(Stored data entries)
________

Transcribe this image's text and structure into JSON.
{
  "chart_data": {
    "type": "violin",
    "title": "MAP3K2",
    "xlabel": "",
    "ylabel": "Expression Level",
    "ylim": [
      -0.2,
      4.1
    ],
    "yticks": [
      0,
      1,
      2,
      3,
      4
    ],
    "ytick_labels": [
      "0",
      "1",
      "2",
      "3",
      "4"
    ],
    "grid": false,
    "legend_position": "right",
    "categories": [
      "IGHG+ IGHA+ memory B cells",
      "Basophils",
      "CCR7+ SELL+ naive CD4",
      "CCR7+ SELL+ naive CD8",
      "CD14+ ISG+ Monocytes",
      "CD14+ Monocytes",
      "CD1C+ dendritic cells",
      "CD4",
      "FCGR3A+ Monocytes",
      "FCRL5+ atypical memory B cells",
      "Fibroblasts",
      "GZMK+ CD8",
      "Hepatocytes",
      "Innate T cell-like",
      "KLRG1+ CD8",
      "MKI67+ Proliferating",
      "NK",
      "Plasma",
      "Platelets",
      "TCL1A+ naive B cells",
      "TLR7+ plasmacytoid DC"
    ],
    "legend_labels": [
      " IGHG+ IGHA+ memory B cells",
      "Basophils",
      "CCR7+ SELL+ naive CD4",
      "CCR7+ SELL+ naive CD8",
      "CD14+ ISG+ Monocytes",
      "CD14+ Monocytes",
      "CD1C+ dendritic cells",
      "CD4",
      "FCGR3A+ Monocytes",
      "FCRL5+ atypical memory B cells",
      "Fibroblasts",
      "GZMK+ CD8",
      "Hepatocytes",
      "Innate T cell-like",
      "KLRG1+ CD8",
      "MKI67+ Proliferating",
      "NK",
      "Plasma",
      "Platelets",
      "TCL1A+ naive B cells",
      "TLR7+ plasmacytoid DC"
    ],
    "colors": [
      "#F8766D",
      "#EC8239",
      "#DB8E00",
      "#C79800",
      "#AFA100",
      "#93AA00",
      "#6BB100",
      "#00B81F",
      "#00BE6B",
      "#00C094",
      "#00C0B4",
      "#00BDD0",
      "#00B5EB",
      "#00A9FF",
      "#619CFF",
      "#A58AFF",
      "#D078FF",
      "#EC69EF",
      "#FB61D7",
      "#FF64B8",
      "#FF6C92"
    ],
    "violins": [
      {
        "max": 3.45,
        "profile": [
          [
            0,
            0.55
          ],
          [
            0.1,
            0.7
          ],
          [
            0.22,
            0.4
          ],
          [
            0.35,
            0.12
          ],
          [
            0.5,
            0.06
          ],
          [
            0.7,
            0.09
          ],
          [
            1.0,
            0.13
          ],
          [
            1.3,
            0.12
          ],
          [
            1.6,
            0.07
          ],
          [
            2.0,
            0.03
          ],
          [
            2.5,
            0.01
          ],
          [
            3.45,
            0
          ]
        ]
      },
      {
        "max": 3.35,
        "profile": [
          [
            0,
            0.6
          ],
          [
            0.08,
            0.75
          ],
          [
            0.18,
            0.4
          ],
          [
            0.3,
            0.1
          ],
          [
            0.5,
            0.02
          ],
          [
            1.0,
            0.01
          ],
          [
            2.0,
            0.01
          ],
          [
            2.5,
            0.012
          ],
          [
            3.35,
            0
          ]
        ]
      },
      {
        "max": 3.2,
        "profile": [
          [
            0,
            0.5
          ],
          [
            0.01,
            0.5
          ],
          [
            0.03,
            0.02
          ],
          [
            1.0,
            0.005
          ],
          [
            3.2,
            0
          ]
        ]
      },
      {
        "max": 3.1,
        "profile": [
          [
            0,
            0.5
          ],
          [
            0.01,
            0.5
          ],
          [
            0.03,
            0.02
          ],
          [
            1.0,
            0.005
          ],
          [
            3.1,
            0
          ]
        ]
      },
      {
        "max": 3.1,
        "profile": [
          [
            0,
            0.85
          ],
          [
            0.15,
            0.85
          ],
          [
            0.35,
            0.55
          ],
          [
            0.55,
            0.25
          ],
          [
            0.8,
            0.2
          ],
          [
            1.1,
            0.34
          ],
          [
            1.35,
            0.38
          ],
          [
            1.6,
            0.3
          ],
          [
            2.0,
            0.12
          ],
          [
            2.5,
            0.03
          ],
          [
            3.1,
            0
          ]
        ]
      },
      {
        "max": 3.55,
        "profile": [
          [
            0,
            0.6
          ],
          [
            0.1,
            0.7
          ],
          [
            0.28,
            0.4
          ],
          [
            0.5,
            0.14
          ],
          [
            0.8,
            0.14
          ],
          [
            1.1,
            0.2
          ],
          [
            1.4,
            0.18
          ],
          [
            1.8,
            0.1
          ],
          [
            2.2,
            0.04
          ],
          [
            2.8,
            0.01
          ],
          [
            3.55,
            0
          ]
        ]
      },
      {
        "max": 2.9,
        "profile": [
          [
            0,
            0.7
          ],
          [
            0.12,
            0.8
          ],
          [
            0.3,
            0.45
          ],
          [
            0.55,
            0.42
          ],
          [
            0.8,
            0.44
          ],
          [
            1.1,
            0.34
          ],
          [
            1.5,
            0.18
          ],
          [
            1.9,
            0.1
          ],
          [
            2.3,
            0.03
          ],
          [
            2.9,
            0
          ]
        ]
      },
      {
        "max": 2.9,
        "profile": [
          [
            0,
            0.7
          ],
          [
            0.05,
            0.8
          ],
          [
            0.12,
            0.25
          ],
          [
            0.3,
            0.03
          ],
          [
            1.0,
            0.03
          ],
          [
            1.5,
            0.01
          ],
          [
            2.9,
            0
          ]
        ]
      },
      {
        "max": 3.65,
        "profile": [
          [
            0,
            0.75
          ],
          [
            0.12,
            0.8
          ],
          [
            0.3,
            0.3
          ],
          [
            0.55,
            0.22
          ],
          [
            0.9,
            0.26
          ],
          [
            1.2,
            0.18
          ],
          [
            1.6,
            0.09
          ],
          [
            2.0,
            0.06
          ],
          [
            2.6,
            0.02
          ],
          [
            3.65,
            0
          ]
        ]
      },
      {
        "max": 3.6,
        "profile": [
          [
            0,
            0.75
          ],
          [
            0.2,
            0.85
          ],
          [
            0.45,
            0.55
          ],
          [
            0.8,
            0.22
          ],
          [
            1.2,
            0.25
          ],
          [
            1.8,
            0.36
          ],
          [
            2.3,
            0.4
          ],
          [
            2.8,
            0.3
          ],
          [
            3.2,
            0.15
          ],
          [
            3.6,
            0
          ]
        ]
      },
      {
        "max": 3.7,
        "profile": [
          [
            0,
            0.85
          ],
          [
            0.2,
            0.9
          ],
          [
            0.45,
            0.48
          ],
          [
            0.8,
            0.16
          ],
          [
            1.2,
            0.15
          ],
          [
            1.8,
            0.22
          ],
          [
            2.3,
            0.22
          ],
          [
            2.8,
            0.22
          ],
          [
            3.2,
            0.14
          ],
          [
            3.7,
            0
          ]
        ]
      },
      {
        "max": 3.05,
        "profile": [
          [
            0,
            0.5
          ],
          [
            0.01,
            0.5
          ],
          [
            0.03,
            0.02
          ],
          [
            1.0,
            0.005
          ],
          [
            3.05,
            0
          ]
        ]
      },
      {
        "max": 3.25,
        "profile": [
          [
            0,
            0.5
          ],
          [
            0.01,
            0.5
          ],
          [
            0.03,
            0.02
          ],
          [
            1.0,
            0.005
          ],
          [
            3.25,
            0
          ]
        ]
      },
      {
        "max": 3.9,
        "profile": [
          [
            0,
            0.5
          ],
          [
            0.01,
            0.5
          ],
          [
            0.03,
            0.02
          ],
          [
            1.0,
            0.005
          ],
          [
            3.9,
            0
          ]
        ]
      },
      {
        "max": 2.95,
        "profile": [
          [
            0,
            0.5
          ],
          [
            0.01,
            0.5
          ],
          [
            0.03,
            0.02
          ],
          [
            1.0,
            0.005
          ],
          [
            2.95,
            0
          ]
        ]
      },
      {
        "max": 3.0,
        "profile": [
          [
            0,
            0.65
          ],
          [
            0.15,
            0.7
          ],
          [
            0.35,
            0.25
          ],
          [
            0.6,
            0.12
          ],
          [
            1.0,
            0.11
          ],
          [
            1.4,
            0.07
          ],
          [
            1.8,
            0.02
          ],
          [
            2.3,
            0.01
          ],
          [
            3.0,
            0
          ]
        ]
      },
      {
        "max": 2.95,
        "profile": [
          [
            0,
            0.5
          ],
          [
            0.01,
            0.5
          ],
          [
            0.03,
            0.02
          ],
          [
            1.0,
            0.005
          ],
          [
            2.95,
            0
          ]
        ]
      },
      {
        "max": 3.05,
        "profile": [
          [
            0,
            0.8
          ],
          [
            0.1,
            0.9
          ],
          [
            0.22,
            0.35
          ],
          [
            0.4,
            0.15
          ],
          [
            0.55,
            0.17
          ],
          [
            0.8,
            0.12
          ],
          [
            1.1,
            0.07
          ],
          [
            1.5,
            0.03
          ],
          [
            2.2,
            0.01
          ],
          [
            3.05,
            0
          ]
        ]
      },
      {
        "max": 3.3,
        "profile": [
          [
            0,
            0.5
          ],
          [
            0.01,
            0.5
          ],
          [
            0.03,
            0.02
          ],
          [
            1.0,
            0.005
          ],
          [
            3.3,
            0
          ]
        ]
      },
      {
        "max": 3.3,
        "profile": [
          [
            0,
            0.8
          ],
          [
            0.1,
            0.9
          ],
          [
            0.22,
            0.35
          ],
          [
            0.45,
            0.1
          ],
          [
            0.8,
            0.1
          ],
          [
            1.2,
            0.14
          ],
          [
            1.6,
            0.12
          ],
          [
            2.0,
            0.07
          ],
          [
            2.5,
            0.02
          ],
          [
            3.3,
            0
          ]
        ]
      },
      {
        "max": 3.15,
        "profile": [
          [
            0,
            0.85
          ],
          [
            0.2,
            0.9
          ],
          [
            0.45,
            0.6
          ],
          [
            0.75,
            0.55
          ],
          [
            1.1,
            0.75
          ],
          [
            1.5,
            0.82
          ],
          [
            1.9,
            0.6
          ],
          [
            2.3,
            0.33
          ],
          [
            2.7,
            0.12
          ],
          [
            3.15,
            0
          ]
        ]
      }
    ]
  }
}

________

Look at the records above. Copy every line where the string "IGHG" occurs.

Answer to this exercise -
      "IGHG+ IGHA+ memory B cells",
      " IGHG+ IGHA+ memory B cells",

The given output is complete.